::: Records for the task :::

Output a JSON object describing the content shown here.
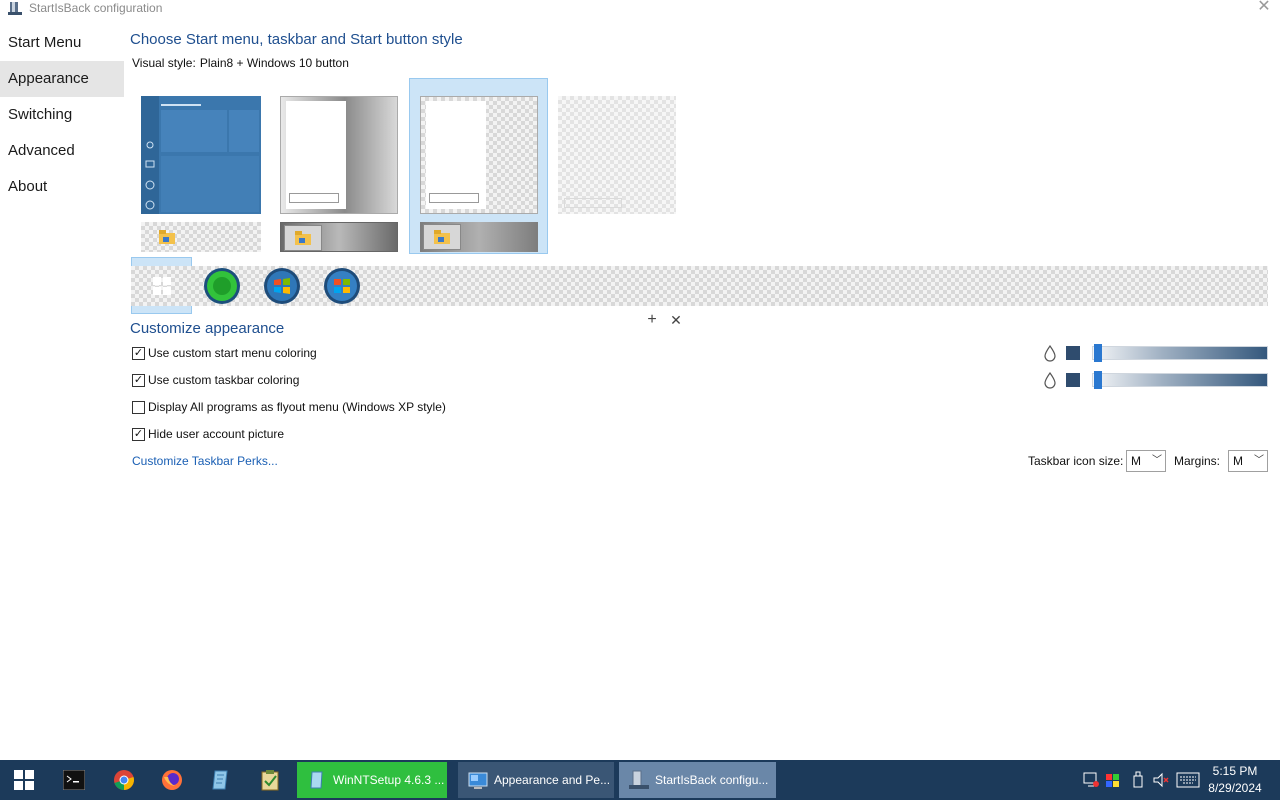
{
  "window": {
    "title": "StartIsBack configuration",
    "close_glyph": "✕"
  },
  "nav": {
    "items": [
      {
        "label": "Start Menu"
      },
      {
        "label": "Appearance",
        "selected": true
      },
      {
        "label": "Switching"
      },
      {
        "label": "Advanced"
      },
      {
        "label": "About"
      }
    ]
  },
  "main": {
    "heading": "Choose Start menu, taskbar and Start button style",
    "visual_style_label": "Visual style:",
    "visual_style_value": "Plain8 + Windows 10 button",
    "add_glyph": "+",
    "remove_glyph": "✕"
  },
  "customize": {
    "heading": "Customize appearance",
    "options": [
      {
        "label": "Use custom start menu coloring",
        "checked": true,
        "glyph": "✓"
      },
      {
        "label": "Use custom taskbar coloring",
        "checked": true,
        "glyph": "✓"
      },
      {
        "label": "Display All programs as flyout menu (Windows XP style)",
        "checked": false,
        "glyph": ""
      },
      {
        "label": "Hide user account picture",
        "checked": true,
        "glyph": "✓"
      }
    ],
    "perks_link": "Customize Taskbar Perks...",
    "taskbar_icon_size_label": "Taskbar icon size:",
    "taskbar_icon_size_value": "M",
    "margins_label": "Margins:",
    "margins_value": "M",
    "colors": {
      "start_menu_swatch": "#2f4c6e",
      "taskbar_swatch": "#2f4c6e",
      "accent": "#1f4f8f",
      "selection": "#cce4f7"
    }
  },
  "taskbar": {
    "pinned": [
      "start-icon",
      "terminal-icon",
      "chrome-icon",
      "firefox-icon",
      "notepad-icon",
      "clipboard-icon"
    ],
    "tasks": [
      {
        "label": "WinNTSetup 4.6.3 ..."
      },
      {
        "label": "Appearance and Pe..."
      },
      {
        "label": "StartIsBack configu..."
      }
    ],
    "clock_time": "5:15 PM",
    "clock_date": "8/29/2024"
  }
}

:::
::: Records for the task :::

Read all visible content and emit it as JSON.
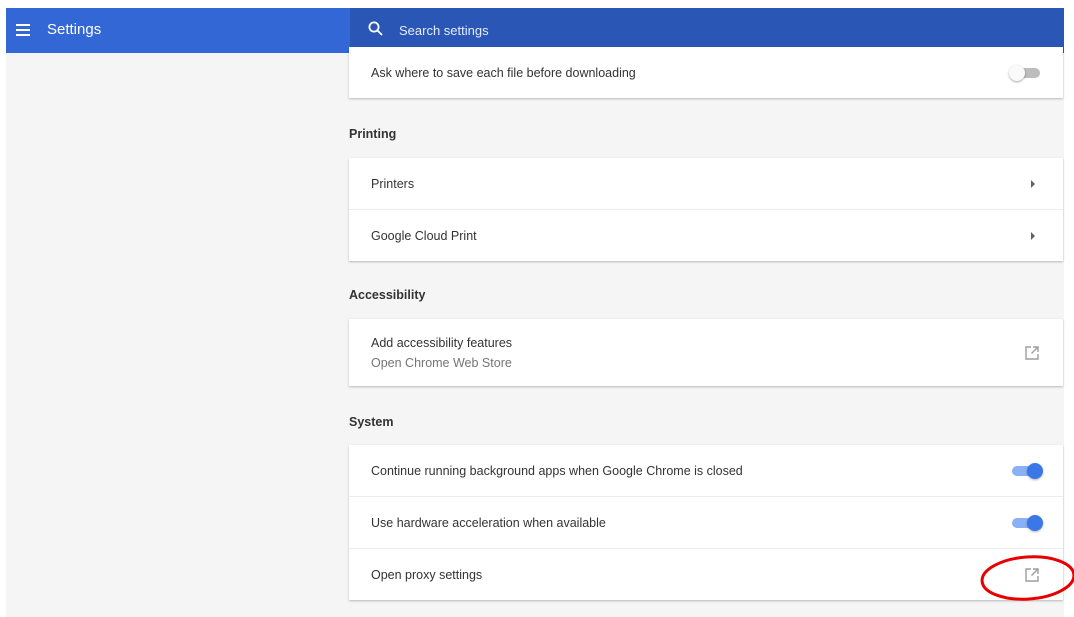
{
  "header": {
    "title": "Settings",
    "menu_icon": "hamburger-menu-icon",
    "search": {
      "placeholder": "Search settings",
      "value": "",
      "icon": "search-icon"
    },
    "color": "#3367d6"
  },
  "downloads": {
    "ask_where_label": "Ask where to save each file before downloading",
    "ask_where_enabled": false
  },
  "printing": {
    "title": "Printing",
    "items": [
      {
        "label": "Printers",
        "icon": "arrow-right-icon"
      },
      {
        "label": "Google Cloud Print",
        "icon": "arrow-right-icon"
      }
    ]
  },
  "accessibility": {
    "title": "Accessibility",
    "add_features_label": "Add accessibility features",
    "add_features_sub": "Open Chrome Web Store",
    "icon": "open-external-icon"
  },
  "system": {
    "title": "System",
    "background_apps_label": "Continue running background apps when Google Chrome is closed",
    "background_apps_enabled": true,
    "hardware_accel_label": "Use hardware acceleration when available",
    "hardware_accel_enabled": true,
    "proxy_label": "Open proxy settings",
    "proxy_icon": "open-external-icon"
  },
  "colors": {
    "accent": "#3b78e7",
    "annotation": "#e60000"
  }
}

:::
::: Records for the task :::

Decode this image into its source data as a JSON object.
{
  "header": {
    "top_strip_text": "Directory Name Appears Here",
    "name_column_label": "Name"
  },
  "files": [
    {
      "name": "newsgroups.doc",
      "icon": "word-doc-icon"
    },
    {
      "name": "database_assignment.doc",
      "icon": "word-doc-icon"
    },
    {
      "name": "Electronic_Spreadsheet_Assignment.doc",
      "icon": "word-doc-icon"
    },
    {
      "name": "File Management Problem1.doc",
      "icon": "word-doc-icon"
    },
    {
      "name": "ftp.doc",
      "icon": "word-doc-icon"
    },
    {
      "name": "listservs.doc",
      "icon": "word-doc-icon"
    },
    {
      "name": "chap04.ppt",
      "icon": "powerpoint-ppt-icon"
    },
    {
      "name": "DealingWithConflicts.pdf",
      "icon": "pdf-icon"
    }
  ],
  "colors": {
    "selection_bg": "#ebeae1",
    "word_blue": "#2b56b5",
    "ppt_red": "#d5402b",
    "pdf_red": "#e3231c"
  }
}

:::

Using the listing above, gather each line that holds the string "content" and copy it.

→ Exercise solution:
Output a JSON object describing the content shown here.
Read all visible content and emit it as JSON.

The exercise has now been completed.